Problem: State the number of lines in the material below that have "price" in them, without any other text.

——

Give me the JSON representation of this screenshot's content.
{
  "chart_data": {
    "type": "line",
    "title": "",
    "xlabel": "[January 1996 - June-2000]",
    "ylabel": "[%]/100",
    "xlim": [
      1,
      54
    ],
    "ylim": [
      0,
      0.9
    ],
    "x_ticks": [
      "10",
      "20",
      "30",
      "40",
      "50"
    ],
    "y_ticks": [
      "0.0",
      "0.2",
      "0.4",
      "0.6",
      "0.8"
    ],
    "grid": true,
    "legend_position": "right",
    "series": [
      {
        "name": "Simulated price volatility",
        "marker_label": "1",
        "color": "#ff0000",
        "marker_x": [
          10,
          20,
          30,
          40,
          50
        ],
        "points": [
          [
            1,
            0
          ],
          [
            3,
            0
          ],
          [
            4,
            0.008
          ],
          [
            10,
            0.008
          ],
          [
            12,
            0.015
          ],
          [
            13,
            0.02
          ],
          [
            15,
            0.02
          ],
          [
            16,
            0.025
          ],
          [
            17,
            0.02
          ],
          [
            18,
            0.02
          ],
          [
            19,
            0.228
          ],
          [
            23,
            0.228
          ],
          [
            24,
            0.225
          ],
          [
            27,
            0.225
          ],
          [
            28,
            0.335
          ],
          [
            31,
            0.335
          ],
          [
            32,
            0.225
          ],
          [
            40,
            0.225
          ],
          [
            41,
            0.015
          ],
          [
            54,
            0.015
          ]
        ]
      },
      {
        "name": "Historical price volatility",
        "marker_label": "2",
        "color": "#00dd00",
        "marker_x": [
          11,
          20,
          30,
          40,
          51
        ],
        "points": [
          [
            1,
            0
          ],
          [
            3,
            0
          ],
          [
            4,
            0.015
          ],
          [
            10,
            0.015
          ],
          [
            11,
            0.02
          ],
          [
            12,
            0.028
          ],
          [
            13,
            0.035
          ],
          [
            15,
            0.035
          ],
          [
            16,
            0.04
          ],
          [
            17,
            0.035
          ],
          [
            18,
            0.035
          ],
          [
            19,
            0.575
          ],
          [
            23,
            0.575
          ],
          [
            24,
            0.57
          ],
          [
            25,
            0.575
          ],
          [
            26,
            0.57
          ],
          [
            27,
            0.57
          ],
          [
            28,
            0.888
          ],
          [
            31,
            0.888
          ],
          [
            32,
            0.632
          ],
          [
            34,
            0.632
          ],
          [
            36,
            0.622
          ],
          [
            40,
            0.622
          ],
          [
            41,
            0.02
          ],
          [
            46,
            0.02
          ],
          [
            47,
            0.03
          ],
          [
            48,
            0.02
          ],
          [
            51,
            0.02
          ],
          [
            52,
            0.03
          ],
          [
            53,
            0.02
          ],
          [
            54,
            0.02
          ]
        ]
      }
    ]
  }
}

——

Response to the exercise: 2